## INSTRUCTIONS FOR THE TASK
Nothing should be left out: output all of the entries exactly.

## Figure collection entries
★ ★ ★ ★ ★ ★ ★

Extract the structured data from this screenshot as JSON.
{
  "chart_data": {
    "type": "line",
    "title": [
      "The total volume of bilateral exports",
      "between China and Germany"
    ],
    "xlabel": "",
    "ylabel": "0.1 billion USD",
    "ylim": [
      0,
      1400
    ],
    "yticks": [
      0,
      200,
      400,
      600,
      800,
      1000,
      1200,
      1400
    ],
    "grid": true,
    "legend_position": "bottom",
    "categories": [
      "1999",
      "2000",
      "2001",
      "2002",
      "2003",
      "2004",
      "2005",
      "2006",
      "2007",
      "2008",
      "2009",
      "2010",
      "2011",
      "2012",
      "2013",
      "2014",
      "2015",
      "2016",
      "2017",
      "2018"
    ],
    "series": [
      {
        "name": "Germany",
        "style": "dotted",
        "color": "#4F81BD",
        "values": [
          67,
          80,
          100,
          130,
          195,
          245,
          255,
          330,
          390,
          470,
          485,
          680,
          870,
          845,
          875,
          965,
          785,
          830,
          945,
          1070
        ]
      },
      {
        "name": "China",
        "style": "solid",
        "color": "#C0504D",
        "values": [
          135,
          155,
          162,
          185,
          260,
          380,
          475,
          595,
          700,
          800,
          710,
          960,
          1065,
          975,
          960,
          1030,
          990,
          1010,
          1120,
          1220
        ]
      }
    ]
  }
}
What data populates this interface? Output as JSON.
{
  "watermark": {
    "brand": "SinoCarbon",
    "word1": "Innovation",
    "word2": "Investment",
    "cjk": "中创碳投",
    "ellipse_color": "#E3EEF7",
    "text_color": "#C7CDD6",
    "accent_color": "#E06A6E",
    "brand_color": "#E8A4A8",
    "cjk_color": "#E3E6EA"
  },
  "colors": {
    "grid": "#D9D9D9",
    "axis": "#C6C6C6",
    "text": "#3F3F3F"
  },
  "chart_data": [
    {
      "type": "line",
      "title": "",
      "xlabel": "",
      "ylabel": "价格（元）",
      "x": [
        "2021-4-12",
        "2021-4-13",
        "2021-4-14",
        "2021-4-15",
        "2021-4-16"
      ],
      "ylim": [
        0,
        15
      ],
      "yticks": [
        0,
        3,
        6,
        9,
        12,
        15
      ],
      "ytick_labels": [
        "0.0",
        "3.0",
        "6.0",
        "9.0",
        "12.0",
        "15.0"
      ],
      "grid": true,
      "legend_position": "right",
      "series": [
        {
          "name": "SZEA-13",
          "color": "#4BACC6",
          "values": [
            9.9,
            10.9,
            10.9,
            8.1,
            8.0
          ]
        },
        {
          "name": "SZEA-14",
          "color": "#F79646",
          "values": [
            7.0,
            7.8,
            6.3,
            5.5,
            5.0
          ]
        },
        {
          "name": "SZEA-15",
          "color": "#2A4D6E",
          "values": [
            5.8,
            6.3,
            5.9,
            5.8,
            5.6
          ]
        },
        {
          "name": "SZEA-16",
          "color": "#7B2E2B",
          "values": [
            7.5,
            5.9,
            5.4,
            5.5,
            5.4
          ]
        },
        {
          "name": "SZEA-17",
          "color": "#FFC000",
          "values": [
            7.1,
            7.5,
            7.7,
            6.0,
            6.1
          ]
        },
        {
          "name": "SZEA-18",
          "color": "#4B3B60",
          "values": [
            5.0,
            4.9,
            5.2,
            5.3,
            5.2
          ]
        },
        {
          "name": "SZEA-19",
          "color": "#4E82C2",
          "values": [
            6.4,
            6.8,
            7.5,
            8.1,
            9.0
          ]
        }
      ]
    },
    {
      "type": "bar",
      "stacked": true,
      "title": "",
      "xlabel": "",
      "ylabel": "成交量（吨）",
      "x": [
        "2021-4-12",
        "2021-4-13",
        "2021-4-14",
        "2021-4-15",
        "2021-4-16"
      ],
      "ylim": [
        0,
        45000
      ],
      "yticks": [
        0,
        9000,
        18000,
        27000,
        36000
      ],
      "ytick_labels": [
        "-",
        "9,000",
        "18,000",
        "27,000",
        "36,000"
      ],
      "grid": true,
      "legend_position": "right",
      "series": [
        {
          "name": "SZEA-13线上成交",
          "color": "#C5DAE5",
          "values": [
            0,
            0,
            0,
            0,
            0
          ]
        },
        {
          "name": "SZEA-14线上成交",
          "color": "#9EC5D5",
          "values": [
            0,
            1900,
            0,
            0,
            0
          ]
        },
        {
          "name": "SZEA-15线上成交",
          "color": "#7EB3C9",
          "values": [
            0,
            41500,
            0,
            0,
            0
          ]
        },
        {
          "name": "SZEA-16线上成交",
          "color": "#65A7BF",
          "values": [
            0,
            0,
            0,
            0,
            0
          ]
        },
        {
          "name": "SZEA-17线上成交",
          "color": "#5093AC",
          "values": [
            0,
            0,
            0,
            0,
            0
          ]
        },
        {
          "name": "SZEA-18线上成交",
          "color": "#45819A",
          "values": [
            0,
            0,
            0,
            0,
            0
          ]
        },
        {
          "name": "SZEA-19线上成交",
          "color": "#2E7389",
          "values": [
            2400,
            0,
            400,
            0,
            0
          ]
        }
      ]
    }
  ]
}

★ ★ ★ ★ ★ ★ ★

## COMPLETE OUTPUT
Extract the structured data from this screenshot as JSON.
{
  "chart_data": {
    "type": "line",
    "title": [
      "The total volume of bilateral exports",
      "between China and Germany"
    ],
    "xlabel": "",
    "ylabel": "0.1 billion USD",
    "ylim": [
      0,
      1400
    ],
    "yticks": [
      0,
      200,
      400,
      600,
      800,
      1000,
      1200,
      1400
    ],
    "grid": true,
    "legend_position": "bottom",
    "categories": [
      "1999",
      "2000",
      "2001",
      "2002",
      "2003",
      "2004",
      "2005",
      "2006",
      "2007",
      "2008",
      "2009",
      "2010",
      "2011",
      "2012",
      "2013",
      "2014",
      "2015",
      "2016",
      "2017",
      "2018"
    ],
    "series": [
      {
        "name": "Germany",
        "style": "dotted",
        "color": "#4F81BD",
        "values": [
          67,
          80,
          100,
          130,
          195,
          245,
          255,
          330,
          390,
          470,
          485,
          680,
          870,
          845,
          875,
          965,
          785,
          830,
          945,
          1070
        ]
      },
      {
        "name": "China",
        "style": "solid",
        "color": "#C0504D",
        "values": [
          135,
          155,
          162,
          185,
          260,
          380,
          475,
          595,
          700,
          800,
          710,
          960,
          1065,
          975,
          960,
          1030,
          990,
          1010,
          1120,
          1220
        ]
      }
    ]
  }
}
What data populates this interface? Output as JSON.
{
  "watermark": {
    "brand": "SinoCarbon",
    "word1": "Innovation",
    "word2": "Investment",
    "cjk": "中创碳投",
    "ellipse_color": "#E3EEF7",
    "text_color": "#C7CDD6",
    "accent_color": "#E06A6E",
    "brand_color": "#E8A4A8",
    "cjk_color": "#E3E6EA"
  },
  "colors": {
    "grid": "#D9D9D9",
    "axis": "#C6C6C6",
    "text": "#3F3F3F"
  },
  "chart_data": [
    {
      "type": "line",
      "title": "",
      "xlabel": "",
      "ylabel": "价格（元）",
      "x": [
        "2021-4-12",
        "2021-4-13",
        "2021-4-14",
        "2021-4-15",
        "2021-4-16"
      ],
      "ylim": [
        0,
        15
      ],
      "yticks": [
        0,
        3,
        6,
        9,
        12,
        15
      ],
      "ytick_labels": [
        "0.0",
        "3.0",
        "6.0",
        "9.0",
        "12.0",
        "15.0"
      ],
      "grid": true,
      "legend_position": "right",
      "series": [
        {
          "name": "SZEA-13",
          "color": "#4BACC6",
          "values": [
            9.9,
            10.9,
            10.9,
            8.1,
            8.0
          ]
        },
        {
          "name": "SZEA-14",
          "color": "#F79646",
          "values": [
            7.0,
            7.8,
            6.3,
            5.5,
            5.0
          ]
        },
        {
          "name": "SZEA-15",
          "color": "#2A4D6E",
          "values": [
            5.8,
            6.3,
            5.9,
            5.8,
            5.6
          ]
        },
        {
          "name": "SZEA-16",
          "color": "#7B2E2B",
          "values": [
            7.5,
            5.9,
            5.4,
            5.5,
            5.4
          ]
        },
        {
          "name": "SZEA-17",
          "color": "#FFC000",
          "values": [
            7.1,
            7.5,
            7.7,
            6.0,
            6.1
          ]
        },
        {
          "name": "SZEA-18",
          "color": "#4B3B60",
          "values": [
            5.0,
            4.9,
            5.2,
            5.3,
            5.2
          ]
        },
        {
          "name": "SZEA-19",
          "color": "#4E82C2",
          "values": [
            6.4,
            6.8,
            7.5,
            8.1,
            9.0
          ]
        }
      ]
    },
    {
      "type": "bar",
      "stacked": true,
      "title": "",
      "xlabel": "",
      "ylabel": "成交量（吨）",
      "x": [
        "2021-4-12",
        "2021-4-13",
        "2021-4-14",
        "2021-4-15",
        "2021-4-16"
      ],
      "ylim": [
        0,
        45000
      ],
      "yticks": [
        0,
        9000,
        18000,
        27000,
        36000
      ],
      "ytick_labels": [
        "-",
        "9,000",
        "18,000",
        "27,000",
        "36,000"
      ],
      "grid": true,
      "legend_position": "right",
      "series": [
        {
          "name": "SZEA-13线上成交",
          "color": "#C5DAE5",
          "values": [
            0,
            0,
            0,
            0,
            0
          ]
        },
        {
          "name": "SZEA-14线上成交",
          "color": "#9EC5D5",
          "values": [
            0,
            1900,
            0,
            0,
            0
          ]
        },
        {
          "name": "SZEA-15线上成交",
          "color": "#7EB3C9",
          "values": [
            0,
            41500,
            0,
            0,
            0
          ]
        },
        {
          "name": "SZEA-16线上成交",
          "color": "#65A7BF",
          "values": [
            0,
            0,
            0,
            0,
            0
          ]
        },
        {
          "name": "SZEA-17线上成交",
          "color": "#5093AC",
          "values": [
            0,
            0,
            0,
            0,
            0
          ]
        },
        {
          "name": "SZEA-18线上成交",
          "color": "#45819A",
          "values": [
            0,
            0,
            0,
            0,
            0
          ]
        },
        {
          "name": "SZEA-19线上成交",
          "color": "#2E7389",
          "values": [
            2400,
            0,
            400,
            0,
            0
          ]
        }
      ]
    }
  ]
}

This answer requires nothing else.